___ MATERIAL PROVIDED

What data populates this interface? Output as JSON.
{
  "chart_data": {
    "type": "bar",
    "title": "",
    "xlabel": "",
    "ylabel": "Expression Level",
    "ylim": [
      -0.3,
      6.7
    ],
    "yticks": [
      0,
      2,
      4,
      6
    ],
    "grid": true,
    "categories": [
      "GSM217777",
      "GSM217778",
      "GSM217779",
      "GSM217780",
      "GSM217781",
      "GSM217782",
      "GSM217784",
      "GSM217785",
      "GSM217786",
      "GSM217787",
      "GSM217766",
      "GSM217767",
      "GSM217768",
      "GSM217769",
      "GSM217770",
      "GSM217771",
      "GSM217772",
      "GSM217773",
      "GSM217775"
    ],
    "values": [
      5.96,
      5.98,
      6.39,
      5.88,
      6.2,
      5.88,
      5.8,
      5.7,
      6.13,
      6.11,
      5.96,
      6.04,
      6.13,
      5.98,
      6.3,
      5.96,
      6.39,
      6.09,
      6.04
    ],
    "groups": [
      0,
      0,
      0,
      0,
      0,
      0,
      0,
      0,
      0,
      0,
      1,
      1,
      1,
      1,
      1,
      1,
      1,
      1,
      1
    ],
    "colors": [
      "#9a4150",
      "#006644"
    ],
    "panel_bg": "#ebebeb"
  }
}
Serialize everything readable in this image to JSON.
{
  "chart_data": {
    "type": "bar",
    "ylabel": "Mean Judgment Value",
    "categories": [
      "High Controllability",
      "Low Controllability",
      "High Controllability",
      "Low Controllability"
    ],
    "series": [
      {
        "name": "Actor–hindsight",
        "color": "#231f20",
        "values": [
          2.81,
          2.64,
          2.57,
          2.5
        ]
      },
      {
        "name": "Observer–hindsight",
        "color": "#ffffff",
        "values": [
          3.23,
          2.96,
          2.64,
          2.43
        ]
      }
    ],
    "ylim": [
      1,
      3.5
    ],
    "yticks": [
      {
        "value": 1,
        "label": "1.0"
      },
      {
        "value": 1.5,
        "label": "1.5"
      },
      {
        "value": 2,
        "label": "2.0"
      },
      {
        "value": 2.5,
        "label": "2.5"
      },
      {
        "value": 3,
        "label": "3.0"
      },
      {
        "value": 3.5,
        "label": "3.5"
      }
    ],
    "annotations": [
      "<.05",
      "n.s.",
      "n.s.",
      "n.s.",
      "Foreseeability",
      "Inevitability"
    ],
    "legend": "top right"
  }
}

______

■ YOUR TASK: Reproduce each record exactly as it appears.

■ FULL ANSWER:
What data populates this interface? Output as JSON.
{
  "chart_data": {
    "type": "bar",
    "title": "",
    "xlabel": "",
    "ylabel": "Expression Level",
    "ylim": [
      -0.3,
      6.7
    ],
    "yticks": [
      0,
      2,
      4,
      6
    ],
    "grid": true,
    "categories": [
      "GSM217777",
      "GSM217778",
      "GSM217779",
      "GSM217780",
      "GSM217781",
      "GSM217782",
      "GSM217784",
      "GSM217785",
      "GSM217786",
      "GSM217787",
      "GSM217766",
      "GSM217767",
      "GSM217768",
      "GSM217769",
      "GSM217770",
      "GSM217771",
      "GSM217772",
      "GSM217773",
      "GSM217775"
    ],
    "values": [
      5.96,
      5.98,
      6.39,
      5.88,
      6.2,
      5.88,
      5.8,
      5.7,
      6.13,
      6.11,
      5.96,
      6.04,
      6.13,
      5.98,
      6.3,
      5.96,
      6.39,
      6.09,
      6.04
    ],
    "groups": [
      0,
      0,
      0,
      0,
      0,
      0,
      0,
      0,
      0,
      0,
      1,
      1,
      1,
      1,
      1,
      1,
      1,
      1,
      1
    ],
    "colors": [
      "#9a4150",
      "#006644"
    ],
    "panel_bg": "#ebebeb"
  }
}
Serialize everything readable in this image to JSON.
{
  "chart_data": {
    "type": "bar",
    "ylabel": "Mean Judgment Value",
    "categories": [
      "High Controllability",
      "Low Controllability",
      "High Controllability",
      "Low Controllability"
    ],
    "series": [
      {
        "name": "Actor–hindsight",
        "color": "#231f20",
        "values": [
          2.81,
          2.64,
          2.57,
          2.5
        ]
      },
      {
        "name": "Observer–hindsight",
        "color": "#ffffff",
        "values": [
          3.23,
          2.96,
          2.64,
          2.43
        ]
      }
    ],
    "ylim": [
      1,
      3.5
    ],
    "yticks": [
      {
        "value": 1,
        "label": "1.0"
      },
      {
        "value": 1.5,
        "label": "1.5"
      },
      {
        "value": 2,
        "label": "2.0"
      },
      {
        "value": 2.5,
        "label": "2.5"
      },
      {
        "value": 3,
        "label": "3.0"
      },
      {
        "value": 3.5,
        "label": "3.5"
      }
    ],
    "annotations": [
      "<.05",
      "n.s.",
      "n.s.",
      "n.s.",
      "Foreseeability",
      "Inevitability"
    ],
    "legend": "top right"
  }
}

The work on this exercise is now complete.